(Extracted data entries)
---

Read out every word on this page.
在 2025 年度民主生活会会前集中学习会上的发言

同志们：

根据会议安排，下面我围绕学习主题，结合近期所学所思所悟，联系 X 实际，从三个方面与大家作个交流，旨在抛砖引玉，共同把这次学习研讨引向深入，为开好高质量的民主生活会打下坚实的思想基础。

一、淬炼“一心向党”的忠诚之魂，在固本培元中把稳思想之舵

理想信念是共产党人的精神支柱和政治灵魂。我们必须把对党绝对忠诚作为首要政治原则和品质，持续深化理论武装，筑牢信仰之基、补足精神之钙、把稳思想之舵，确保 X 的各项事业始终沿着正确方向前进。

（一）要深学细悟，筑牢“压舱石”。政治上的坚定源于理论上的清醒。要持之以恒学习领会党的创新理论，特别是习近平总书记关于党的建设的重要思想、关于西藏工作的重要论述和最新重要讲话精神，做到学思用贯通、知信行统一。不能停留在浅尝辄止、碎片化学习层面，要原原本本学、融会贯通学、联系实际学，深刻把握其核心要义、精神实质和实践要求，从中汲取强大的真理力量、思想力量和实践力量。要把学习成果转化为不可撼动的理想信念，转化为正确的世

---

Task goal » Reproduce the records above exactly.

The response »
Read out every word on this page.
在 2025 年度民主生活会会前集中学习会上的发言

同志们：

根据会议安排，下面我围绕学习主题，结合近期所学所思所悟，联系 X 实际，从三个方面与大家作个交流，旨在抛砖引玉，共同把这次学习研讨引向深入，为开好高质量的民主生活会打下坚实的思想基础。

一、淬炼“一心向党”的忠诚之魂，在固本培元中把稳思想之舵

理想信念是共产党人的精神支柱和政治灵魂。我们必须把对党绝对忠诚作为首要政治原则和品质，持续深化理论武装，筑牢信仰之基、补足精神之钙、把稳思想之舵，确保 X 的各项事业始终沿着正确方向前进。

（一）要深学细悟，筑牢“压舱石”。政治上的坚定源于理论上的清醒。要持之以恒学习领会党的创新理论，特别是习近平总书记关于党的建设的重要思想、关于西藏工作的重要论述和最新重要讲话精神，做到学思用贯通、知信行统一。不能停留在浅尝辄止、碎片化学习层面，要原原本本学、融会贯通学、联系实际学，深刻把握其核心要义、精神实质和实践要求，从中汲取强大的真理力量、思想力量和实践力量。要把学习成果转化为不可撼动的理想信念，转化为正确的世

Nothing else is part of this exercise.